Rows from a figure dataset
◇ ◇ ◇ ◇ ◇ ◇ ◇
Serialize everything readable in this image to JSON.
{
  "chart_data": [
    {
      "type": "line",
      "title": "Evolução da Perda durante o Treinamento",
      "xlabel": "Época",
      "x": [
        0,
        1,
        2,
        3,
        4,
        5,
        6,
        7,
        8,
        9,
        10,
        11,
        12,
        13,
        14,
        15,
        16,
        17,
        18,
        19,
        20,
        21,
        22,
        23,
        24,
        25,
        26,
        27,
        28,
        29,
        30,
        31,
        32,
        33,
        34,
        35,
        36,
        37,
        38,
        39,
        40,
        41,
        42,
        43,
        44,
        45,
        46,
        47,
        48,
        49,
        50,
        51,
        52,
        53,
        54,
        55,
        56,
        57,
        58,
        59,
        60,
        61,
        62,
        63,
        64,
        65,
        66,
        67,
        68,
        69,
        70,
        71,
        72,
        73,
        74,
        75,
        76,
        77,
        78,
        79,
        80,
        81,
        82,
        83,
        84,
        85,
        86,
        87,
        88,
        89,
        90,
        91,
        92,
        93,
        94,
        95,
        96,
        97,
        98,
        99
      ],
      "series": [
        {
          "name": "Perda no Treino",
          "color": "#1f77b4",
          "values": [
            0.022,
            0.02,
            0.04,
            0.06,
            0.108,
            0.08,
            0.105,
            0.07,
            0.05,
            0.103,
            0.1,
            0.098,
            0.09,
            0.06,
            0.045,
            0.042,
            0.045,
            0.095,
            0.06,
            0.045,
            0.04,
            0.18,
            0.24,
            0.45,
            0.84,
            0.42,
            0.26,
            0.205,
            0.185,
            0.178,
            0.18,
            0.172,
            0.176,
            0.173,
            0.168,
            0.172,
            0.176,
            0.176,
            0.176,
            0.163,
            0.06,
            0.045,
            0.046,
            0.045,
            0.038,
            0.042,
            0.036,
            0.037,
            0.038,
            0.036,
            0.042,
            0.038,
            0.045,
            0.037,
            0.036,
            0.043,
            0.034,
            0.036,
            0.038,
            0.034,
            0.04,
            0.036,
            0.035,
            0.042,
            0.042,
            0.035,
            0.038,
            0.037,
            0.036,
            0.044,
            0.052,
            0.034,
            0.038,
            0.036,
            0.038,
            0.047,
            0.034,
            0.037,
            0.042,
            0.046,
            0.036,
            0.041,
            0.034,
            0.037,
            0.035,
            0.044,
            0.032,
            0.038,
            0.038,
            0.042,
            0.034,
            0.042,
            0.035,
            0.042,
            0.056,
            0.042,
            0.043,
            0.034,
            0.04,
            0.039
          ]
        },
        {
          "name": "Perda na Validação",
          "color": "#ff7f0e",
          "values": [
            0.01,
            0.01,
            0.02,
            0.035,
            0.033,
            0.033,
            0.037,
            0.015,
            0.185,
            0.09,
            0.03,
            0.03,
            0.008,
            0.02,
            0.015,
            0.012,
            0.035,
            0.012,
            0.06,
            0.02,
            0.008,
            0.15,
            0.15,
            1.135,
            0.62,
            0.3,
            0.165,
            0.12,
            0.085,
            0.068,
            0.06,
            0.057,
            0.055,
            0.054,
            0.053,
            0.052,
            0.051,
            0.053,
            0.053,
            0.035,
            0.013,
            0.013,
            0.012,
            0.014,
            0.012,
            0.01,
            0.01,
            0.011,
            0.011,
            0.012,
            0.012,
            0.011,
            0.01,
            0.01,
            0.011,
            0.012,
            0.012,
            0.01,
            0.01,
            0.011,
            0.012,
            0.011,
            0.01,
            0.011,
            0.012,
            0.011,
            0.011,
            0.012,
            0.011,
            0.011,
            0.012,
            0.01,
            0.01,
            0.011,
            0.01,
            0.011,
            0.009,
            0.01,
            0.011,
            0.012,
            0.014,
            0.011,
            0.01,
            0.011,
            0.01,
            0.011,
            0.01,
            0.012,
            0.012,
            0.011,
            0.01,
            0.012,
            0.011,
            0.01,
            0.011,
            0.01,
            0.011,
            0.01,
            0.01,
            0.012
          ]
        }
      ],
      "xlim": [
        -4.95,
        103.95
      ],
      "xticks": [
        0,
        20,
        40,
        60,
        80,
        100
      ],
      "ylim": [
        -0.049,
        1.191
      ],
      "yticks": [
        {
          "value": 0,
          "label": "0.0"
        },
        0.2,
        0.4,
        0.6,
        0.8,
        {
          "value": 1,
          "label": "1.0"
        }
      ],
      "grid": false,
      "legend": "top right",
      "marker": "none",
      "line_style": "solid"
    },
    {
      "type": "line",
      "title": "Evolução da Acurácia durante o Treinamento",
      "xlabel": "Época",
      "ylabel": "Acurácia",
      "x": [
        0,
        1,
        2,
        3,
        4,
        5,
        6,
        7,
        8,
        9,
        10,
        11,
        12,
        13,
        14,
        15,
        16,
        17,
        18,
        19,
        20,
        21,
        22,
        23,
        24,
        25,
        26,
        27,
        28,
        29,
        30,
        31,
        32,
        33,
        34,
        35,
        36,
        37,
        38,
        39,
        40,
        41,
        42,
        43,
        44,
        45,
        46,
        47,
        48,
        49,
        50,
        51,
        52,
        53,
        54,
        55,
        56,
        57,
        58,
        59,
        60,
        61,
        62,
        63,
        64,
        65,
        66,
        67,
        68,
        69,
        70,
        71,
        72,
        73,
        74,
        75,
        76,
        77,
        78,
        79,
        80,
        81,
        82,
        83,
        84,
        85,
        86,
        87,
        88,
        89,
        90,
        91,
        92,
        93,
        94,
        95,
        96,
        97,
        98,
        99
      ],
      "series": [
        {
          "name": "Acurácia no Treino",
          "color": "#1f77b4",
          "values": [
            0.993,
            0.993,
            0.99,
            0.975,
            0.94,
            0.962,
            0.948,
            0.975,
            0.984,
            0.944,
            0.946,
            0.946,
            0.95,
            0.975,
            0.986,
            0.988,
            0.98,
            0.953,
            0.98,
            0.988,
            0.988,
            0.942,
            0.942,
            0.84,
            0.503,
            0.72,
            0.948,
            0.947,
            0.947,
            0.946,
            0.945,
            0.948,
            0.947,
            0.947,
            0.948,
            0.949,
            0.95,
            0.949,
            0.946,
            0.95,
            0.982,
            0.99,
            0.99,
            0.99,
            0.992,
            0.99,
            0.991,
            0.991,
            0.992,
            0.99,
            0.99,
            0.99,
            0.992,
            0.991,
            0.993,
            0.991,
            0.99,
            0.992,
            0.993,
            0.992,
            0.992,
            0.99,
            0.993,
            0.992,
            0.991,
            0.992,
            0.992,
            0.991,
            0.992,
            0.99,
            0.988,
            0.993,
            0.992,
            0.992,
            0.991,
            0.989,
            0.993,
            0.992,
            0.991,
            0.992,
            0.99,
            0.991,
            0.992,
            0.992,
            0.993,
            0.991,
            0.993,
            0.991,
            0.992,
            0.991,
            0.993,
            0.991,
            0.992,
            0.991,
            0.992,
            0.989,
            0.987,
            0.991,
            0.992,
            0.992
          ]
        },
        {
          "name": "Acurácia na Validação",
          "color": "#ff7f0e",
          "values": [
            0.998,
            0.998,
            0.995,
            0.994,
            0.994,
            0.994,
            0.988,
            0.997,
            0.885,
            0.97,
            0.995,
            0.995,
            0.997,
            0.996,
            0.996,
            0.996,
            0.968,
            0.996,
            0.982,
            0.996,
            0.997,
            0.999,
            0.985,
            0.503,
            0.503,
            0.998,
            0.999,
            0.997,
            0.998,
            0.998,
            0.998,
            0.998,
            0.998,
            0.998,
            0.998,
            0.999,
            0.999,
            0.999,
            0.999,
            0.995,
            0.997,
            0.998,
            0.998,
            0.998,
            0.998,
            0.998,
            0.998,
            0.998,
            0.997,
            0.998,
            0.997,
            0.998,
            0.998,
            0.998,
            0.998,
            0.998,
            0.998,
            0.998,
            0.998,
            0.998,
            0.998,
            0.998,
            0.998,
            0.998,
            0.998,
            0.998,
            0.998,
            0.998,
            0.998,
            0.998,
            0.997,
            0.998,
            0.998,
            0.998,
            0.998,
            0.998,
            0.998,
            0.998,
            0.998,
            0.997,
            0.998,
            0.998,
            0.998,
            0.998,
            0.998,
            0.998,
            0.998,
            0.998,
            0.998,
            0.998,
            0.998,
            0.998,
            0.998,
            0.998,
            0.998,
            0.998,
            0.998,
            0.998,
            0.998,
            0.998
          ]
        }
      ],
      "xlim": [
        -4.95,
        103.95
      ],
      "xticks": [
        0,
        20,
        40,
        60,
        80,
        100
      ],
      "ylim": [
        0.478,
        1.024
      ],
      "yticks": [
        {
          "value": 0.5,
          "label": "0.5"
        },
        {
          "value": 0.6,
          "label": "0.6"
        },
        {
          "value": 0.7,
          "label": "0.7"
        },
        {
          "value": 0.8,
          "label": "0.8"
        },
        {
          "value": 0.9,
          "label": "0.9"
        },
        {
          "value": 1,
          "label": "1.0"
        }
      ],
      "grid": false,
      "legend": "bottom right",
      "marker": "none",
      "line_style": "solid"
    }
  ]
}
◇ ◇ ◇ ◇ ◇ ◇ ◇
--- Problem statement ---
Write out every line of the data that holds the word "Validação".

--- Answer to this exercise ---
          "name": "Perda na Validação",
          "name": "Acurácia na Validação",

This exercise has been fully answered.